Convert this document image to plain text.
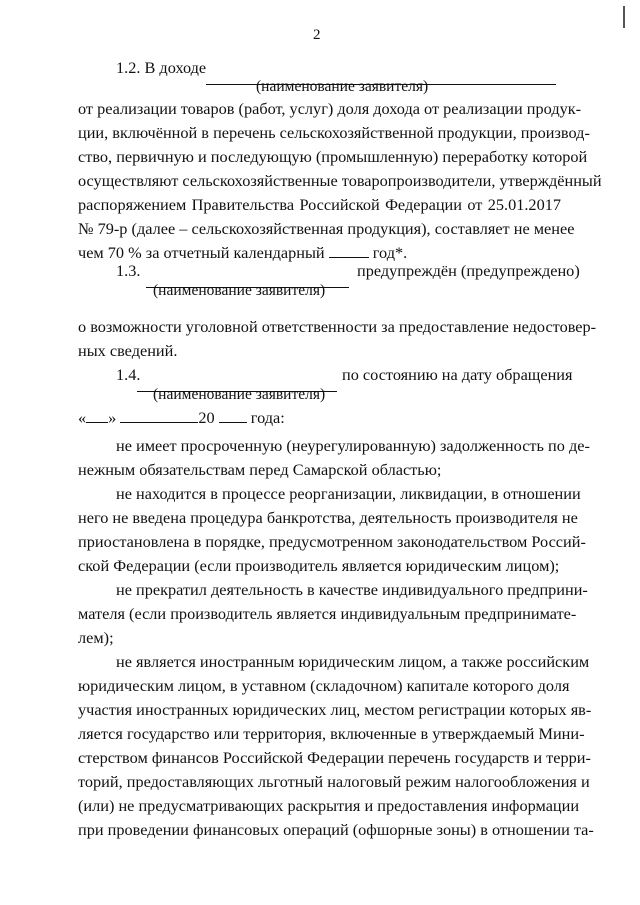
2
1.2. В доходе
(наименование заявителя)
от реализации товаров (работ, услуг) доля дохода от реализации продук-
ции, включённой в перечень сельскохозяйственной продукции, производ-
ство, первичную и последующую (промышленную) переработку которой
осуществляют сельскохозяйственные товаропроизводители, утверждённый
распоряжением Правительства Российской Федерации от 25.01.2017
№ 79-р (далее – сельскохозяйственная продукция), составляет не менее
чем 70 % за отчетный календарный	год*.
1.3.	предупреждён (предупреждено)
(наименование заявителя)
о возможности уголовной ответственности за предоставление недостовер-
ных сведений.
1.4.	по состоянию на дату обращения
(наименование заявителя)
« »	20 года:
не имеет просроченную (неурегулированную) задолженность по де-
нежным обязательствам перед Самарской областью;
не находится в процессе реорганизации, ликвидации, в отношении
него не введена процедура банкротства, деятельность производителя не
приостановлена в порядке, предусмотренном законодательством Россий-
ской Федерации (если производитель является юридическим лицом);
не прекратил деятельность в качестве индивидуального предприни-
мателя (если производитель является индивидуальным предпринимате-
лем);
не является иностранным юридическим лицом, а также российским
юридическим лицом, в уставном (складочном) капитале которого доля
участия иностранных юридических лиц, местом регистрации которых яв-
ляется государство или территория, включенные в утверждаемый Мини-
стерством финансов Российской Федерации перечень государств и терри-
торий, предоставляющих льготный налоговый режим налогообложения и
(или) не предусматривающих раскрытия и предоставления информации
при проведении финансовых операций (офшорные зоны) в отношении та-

::::::::::

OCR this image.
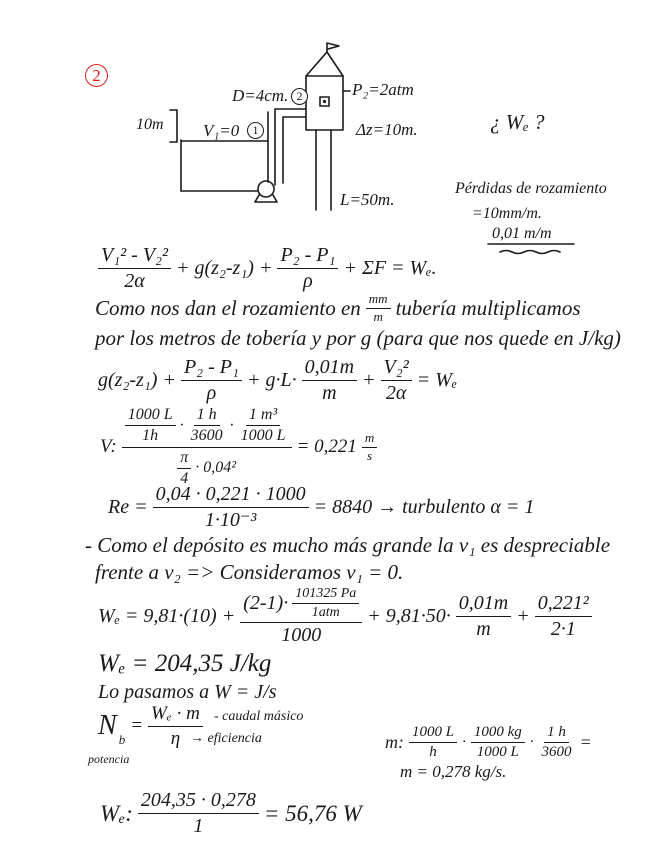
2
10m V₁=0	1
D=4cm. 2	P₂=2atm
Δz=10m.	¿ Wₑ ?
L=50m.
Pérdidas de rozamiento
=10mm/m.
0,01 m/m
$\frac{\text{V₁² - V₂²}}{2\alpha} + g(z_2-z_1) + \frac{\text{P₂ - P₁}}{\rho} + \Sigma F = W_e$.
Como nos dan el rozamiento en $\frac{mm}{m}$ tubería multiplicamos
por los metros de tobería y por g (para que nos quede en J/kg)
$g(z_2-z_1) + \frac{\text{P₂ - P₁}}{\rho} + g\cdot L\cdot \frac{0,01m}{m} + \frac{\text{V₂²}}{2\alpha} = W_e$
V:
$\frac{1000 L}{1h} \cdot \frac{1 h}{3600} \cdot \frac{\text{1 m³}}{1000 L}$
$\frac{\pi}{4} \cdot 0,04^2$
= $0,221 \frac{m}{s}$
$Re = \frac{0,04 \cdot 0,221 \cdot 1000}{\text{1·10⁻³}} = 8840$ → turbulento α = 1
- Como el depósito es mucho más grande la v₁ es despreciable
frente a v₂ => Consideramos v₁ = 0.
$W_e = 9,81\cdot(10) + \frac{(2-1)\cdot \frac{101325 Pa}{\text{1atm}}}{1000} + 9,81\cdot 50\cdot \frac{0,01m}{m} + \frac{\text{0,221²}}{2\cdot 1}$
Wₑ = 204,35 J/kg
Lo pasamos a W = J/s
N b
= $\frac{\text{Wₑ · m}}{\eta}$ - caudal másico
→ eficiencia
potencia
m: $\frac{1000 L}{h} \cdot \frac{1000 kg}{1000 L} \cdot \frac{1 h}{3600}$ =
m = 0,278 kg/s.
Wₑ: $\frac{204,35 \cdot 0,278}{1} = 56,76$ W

::::::::::

### Work to complete
Tell how many lines contain the word "Como", using only the number.

### Finished task
2